• GIVEN REQUEST: Write out all the entries word for word and omit any pictures.

• MATERIAL FOR THIS EXERCISE:

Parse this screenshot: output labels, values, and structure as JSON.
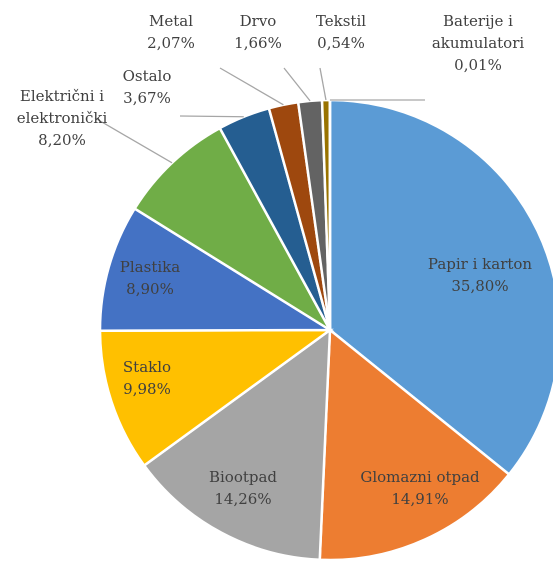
{
  "chart_data": {
    "type": "pie",
    "title": "",
    "categories": [
      "Papir i karton",
      "Glomazni otpad",
      "Biootpad",
      "Staklo",
      "Plastika",
      "Električni i elektronički",
      "Ostalo",
      "Metal",
      "Drvo",
      "Tekstil",
      "Baterije i akumulatori"
    ],
    "values": [
      35.8,
      14.91,
      14.26,
      9.98,
      8.9,
      8.2,
      3.67,
      2.07,
      1.66,
      0.54,
      0.01
    ],
    "value_labels": [
      "35,80%",
      "14,91%",
      "14,26%",
      "9,98%",
      "8,90%",
      "8,20%",
      "3,67%",
      "2,07%",
      "1,66%",
      "0,54%",
      "0,01%"
    ],
    "label_lines": [
      [
        "Papir i karton"
      ],
      [
        "Glomazni otpad"
      ],
      [
        "Biootpad"
      ],
      [
        "Staklo"
      ],
      [
        "Plastika"
      ],
      [
        "Električni i",
        "elektronički"
      ],
      [
        "Ostalo"
      ],
      [
        "Metal"
      ],
      [
        "Drvo"
      ],
      [
        "Tekstil"
      ],
      [
        "Baterije i",
        "akumulatori"
      ]
    ],
    "colors": [
      "#5B9BD5",
      "#ED7D31",
      "#A5A5A5",
      "#FFC000",
      "#4472C4",
      "#70AD47",
      "#255E91",
      "#9E480E",
      "#636363",
      "#997300",
      "#264478"
    ],
    "start_angle": "12 o'clock",
    "direction": "clockwise",
    "legend": "none"
  }
}
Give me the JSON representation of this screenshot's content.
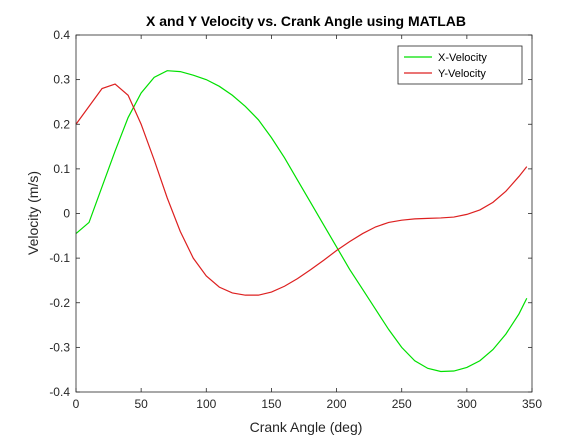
{
  "chart_data": {
    "type": "line",
    "title": "X and Y Velocity vs. Crank Angle using MATLAB",
    "xlabel": "Crank Angle (deg)",
    "ylabel": "Velocity (m/s)",
    "xlim": [
      0,
      350
    ],
    "ylim": [
      -0.4,
      0.4
    ],
    "xticks": [
      0,
      50,
      100,
      150,
      200,
      250,
      300,
      350
    ],
    "yticks": [
      -0.4,
      -0.3,
      -0.2,
      -0.1,
      0,
      0.1,
      0.2,
      0.3,
      0.4
    ],
    "xtick_labels": [
      "0",
      "50",
      "100",
      "150",
      "200",
      "250",
      "300",
      "350"
    ],
    "ytick_labels": [
      "-0.4",
      "-0.3",
      "-0.2",
      "-0.1",
      "0",
      "0.1",
      "0.2",
      "0.3",
      "0.4"
    ],
    "grid": false,
    "legend_position": "top-right",
    "series": [
      {
        "name": "X-Velocity",
        "color": "#00e000",
        "x": [
          0,
          10,
          20,
          30,
          40,
          50,
          60,
          70,
          80,
          90,
          100,
          110,
          120,
          130,
          140,
          150,
          160,
          170,
          180,
          190,
          200,
          210,
          220,
          230,
          240,
          250,
          260,
          270,
          280,
          290,
          300,
          310,
          320,
          330,
          340,
          346
        ],
        "y": [
          -0.045,
          -0.02,
          0.06,
          0.14,
          0.215,
          0.27,
          0.305,
          0.32,
          0.318,
          0.31,
          0.3,
          0.285,
          0.265,
          0.24,
          0.21,
          0.17,
          0.125,
          0.075,
          0.025,
          -0.025,
          -0.075,
          -0.125,
          -0.17,
          -0.215,
          -0.26,
          -0.3,
          -0.33,
          -0.347,
          -0.354,
          -0.353,
          -0.345,
          -0.33,
          -0.305,
          -0.27,
          -0.225,
          -0.19
        ]
      },
      {
        "name": "Y-Velocity",
        "color": "#dd2020",
        "x": [
          0,
          10,
          20,
          30,
          40,
          50,
          60,
          70,
          80,
          90,
          100,
          110,
          120,
          130,
          140,
          150,
          160,
          170,
          180,
          190,
          200,
          210,
          220,
          230,
          240,
          250,
          260,
          270,
          280,
          290,
          300,
          310,
          320,
          330,
          340,
          346
        ],
        "y": [
          0.2,
          0.24,
          0.28,
          0.29,
          0.265,
          0.2,
          0.12,
          0.035,
          -0.04,
          -0.1,
          -0.14,
          -0.165,
          -0.178,
          -0.183,
          -0.183,
          -0.176,
          -0.163,
          -0.146,
          -0.126,
          -0.105,
          -0.083,
          -0.063,
          -0.045,
          -0.03,
          -0.02,
          -0.015,
          -0.012,
          -0.011,
          -0.01,
          -0.008,
          -0.002,
          0.008,
          0.025,
          0.05,
          0.083,
          0.105
        ]
      }
    ]
  }
}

• ANSWER TO THE PROBLEM:
Parse this screenshot: output labels, values, and structure as JSON.
{
  "chart_data": {
    "type": "pie",
    "title": "",
    "categories": [
      "Papir i karton",
      "Glomazni otpad",
      "Biootpad",
      "Staklo",
      "Plastika",
      "Električni i elektronički",
      "Ostalo",
      "Metal",
      "Drvo",
      "Tekstil",
      "Baterije i akumulatori"
    ],
    "values": [
      35.8,
      14.91,
      14.26,
      9.98,
      8.9,
      8.2,
      3.67,
      2.07,
      1.66,
      0.54,
      0.01
    ],
    "value_labels": [
      "35,80%",
      "14,91%",
      "14,26%",
      "9,98%",
      "8,90%",
      "8,20%",
      "3,67%",
      "2,07%",
      "1,66%",
      "0,54%",
      "0,01%"
    ],
    "label_lines": [
      [
        "Papir i karton"
      ],
      [
        "Glomazni otpad"
      ],
      [
        "Biootpad"
      ],
      [
        "Staklo"
      ],
      [
        "Plastika"
      ],
      [
        "Električni i",
        "elektronički"
      ],
      [
        "Ostalo"
      ],
      [
        "Metal"
      ],
      [
        "Drvo"
      ],
      [
        "Tekstil"
      ],
      [
        "Baterije i",
        "akumulatori"
      ]
    ],
    "colors": [
      "#5B9BD5",
      "#ED7D31",
      "#A5A5A5",
      "#FFC000",
      "#4472C4",
      "#70AD47",
      "#255E91",
      "#9E480E",
      "#636363",
      "#997300",
      "#264478"
    ],
    "start_angle": "12 o'clock",
    "direction": "clockwise",
    "legend": "none"
  }
}
Give me the JSON representation of this screenshot's content.
{
  "chart_data": {
    "type": "line",
    "title": "X and Y Velocity vs. Crank Angle using MATLAB",
    "xlabel": "Crank Angle (deg)",
    "ylabel": "Velocity (m/s)",
    "xlim": [
      0,
      350
    ],
    "ylim": [
      -0.4,
      0.4
    ],
    "xticks": [
      0,
      50,
      100,
      150,
      200,
      250,
      300,
      350
    ],
    "yticks": [
      -0.4,
      -0.3,
      -0.2,
      -0.1,
      0,
      0.1,
      0.2,
      0.3,
      0.4
    ],
    "xtick_labels": [
      "0",
      "50",
      "100",
      "150",
      "200",
      "250",
      "300",
      "350"
    ],
    "ytick_labels": [
      "-0.4",
      "-0.3",
      "-0.2",
      "-0.1",
      "0",
      "0.1",
      "0.2",
      "0.3",
      "0.4"
    ],
    "grid": false,
    "legend_position": "top-right",
    "series": [
      {
        "name": "X-Velocity",
        "color": "#00e000",
        "x": [
          0,
          10,
          20,
          30,
          40,
          50,
          60,
          70,
          80,
          90,
          100,
          110,
          120,
          130,
          140,
          150,
          160,
          170,
          180,
          190,
          200,
          210,
          220,
          230,
          240,
          250,
          260,
          270,
          280,
          290,
          300,
          310,
          320,
          330,
          340,
          346
        ],
        "y": [
          -0.045,
          -0.02,
          0.06,
          0.14,
          0.215,
          0.27,
          0.305,
          0.32,
          0.318,
          0.31,
          0.3,
          0.285,
          0.265,
          0.24,
          0.21,
          0.17,
          0.125,
          0.075,
          0.025,
          -0.025,
          -0.075,
          -0.125,
          -0.17,
          -0.215,
          -0.26,
          -0.3,
          -0.33,
          -0.347,
          -0.354,
          -0.353,
          -0.345,
          -0.33,
          -0.305,
          -0.27,
          -0.225,
          -0.19
        ]
      },
      {
        "name": "Y-Velocity",
        "color": "#dd2020",
        "x": [
          0,
          10,
          20,
          30,
          40,
          50,
          60,
          70,
          80,
          90,
          100,
          110,
          120,
          130,
          140,
          150,
          160,
          170,
          180,
          190,
          200,
          210,
          220,
          230,
          240,
          250,
          260,
          270,
          280,
          290,
          300,
          310,
          320,
          330,
          340,
          346
        ],
        "y": [
          0.2,
          0.24,
          0.28,
          0.29,
          0.265,
          0.2,
          0.12,
          0.035,
          -0.04,
          -0.1,
          -0.14,
          -0.165,
          -0.178,
          -0.183,
          -0.183,
          -0.176,
          -0.163,
          -0.146,
          -0.126,
          -0.105,
          -0.083,
          -0.063,
          -0.045,
          -0.03,
          -0.02,
          -0.015,
          -0.012,
          -0.011,
          -0.01,
          -0.008,
          -0.002,
          0.008,
          0.025,
          0.05,
          0.083,
          0.105
        ]
      }
    ]
  }
}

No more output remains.